- Goal of the exercise
Retype each record exactly.

- Data for review
-.-.-

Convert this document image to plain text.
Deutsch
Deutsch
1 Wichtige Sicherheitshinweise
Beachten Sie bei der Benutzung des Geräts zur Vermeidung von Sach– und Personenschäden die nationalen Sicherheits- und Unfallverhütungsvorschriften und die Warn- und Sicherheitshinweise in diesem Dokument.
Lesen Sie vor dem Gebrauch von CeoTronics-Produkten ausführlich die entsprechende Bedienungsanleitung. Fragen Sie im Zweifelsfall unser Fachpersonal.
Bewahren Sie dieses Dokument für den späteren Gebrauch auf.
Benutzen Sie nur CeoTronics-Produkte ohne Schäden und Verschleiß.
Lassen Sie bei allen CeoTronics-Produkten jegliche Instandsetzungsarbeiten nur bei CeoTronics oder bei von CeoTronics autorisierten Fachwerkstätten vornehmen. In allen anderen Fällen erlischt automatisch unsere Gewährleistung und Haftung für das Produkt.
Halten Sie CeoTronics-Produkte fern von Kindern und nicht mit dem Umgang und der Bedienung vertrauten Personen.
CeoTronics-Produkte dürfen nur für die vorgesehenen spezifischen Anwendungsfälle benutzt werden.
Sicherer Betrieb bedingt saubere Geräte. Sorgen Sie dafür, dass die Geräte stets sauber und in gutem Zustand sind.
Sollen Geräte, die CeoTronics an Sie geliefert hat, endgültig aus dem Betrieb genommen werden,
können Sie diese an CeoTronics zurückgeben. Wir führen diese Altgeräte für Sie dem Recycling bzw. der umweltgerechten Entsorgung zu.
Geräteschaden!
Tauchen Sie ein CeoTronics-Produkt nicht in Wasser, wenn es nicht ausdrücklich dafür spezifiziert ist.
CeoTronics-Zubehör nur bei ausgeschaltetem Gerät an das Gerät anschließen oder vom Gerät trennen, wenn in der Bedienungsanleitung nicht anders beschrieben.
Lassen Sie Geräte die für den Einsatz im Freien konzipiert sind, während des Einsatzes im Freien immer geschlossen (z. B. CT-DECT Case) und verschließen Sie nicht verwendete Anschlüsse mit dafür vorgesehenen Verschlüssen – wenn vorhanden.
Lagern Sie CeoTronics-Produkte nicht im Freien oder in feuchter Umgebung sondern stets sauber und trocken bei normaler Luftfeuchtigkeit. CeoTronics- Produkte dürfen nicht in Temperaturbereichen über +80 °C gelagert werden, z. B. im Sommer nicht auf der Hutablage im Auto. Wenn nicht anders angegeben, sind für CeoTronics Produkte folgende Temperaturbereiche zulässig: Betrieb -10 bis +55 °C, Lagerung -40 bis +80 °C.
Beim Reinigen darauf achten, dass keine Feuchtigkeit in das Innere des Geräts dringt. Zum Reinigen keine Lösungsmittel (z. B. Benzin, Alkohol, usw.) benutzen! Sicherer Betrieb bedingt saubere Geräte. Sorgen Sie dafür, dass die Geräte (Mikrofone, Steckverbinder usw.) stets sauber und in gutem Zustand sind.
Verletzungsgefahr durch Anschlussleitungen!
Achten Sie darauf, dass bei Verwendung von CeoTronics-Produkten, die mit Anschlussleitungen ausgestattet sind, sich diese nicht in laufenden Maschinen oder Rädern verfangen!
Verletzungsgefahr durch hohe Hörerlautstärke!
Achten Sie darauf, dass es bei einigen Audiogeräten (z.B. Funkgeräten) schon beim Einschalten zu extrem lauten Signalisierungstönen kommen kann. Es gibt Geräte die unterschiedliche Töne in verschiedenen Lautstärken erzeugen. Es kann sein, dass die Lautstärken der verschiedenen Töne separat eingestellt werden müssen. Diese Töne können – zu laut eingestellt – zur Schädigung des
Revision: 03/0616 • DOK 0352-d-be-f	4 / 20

-.-.-

- Response to this task
Convert this document image to plain text.
Deutsch
Deutsch
1 Wichtige Sicherheitshinweise
Beachten Sie bei der Benutzung des Geräts zur Vermeidung von Sach– und Personenschäden die nationalen Sicherheits- und Unfallverhütungsvorschriften und die Warn- und Sicherheitshinweise in diesem Dokument.
Lesen Sie vor dem Gebrauch von CeoTronics-Produkten ausführlich die entsprechende Bedienungsanleitung. Fragen Sie im Zweifelsfall unser Fachpersonal.
Bewahren Sie dieses Dokument für den späteren Gebrauch auf.
Benutzen Sie nur CeoTronics-Produkte ohne Schäden und Verschleiß.
Lassen Sie bei allen CeoTronics-Produkten jegliche Instandsetzungsarbeiten nur bei CeoTronics oder bei von CeoTronics autorisierten Fachwerkstätten vornehmen. In allen anderen Fällen erlischt automatisch unsere Gewährleistung und Haftung für das Produkt.
Halten Sie CeoTronics-Produkte fern von Kindern und nicht mit dem Umgang und der Bedienung vertrauten Personen.
CeoTronics-Produkte dürfen nur für die vorgesehenen spezifischen Anwendungsfälle benutzt werden.
Sicherer Betrieb bedingt saubere Geräte. Sorgen Sie dafür, dass die Geräte stets sauber und in gutem Zustand sind.
Sollen Geräte, die CeoTronics an Sie geliefert hat, endgültig aus dem Betrieb genommen werden,
können Sie diese an CeoTronics zurückgeben. Wir führen diese Altgeräte für Sie dem Recycling bzw. der umweltgerechten Entsorgung zu.
Geräteschaden!
Tauchen Sie ein CeoTronics-Produkt nicht in Wasser, wenn es nicht ausdrücklich dafür spezifiziert ist.
CeoTronics-Zubehör nur bei ausgeschaltetem Gerät an das Gerät anschließen oder vom Gerät trennen, wenn in der Bedienungsanleitung nicht anders beschrieben.
Lassen Sie Geräte die für den Einsatz im Freien konzipiert sind, während des Einsatzes im Freien immer geschlossen (z. B. CT-DECT Case) und verschließen Sie nicht verwendete Anschlüsse mit dafür vorgesehenen Verschlüssen – wenn vorhanden.
Lagern Sie CeoTronics-Produkte nicht im Freien oder in feuchter Umgebung sondern stets sauber und trocken bei normaler Luftfeuchtigkeit. CeoTronics- Produkte dürfen nicht in Temperaturbereichen über +80 °C gelagert werden, z. B. im Sommer nicht auf der Hutablage im Auto. Wenn nicht anders angegeben, sind für CeoTronics Produkte folgende Temperaturbereiche zulässig: Betrieb -10 bis +55 °C, Lagerung -40 bis +80 °C.
Beim Reinigen darauf achten, dass keine Feuchtigkeit in das Innere des Geräts dringt. Zum Reinigen keine Lösungsmittel (z. B. Benzin, Alkohol, usw.) benutzen! Sicherer Betrieb bedingt saubere Geräte. Sorgen Sie dafür, dass die Geräte (Mikrofone, Steckverbinder usw.) stets sauber und in gutem Zustand sind.
Verletzungsgefahr durch Anschlussleitungen!
Achten Sie darauf, dass bei Verwendung von CeoTronics-Produkten, die mit Anschlussleitungen ausgestattet sind, sich diese nicht in laufenden Maschinen oder Rädern verfangen!
Verletzungsgefahr durch hohe Hörerlautstärke!
Achten Sie darauf, dass es bei einigen Audiogeräten (z.B. Funkgeräten) schon beim Einschalten zu extrem lauten Signalisierungstönen kommen kann. Es gibt Geräte die unterschiedliche Töne in verschiedenen Lautstärken erzeugen. Es kann sein, dass die Lautstärken der verschiedenen Töne separat eingestellt werden müssen. Diese Töne können – zu laut eingestellt – zur Schädigung des
Revision: 03/0616 • DOK 0352-d-be-f	4 / 20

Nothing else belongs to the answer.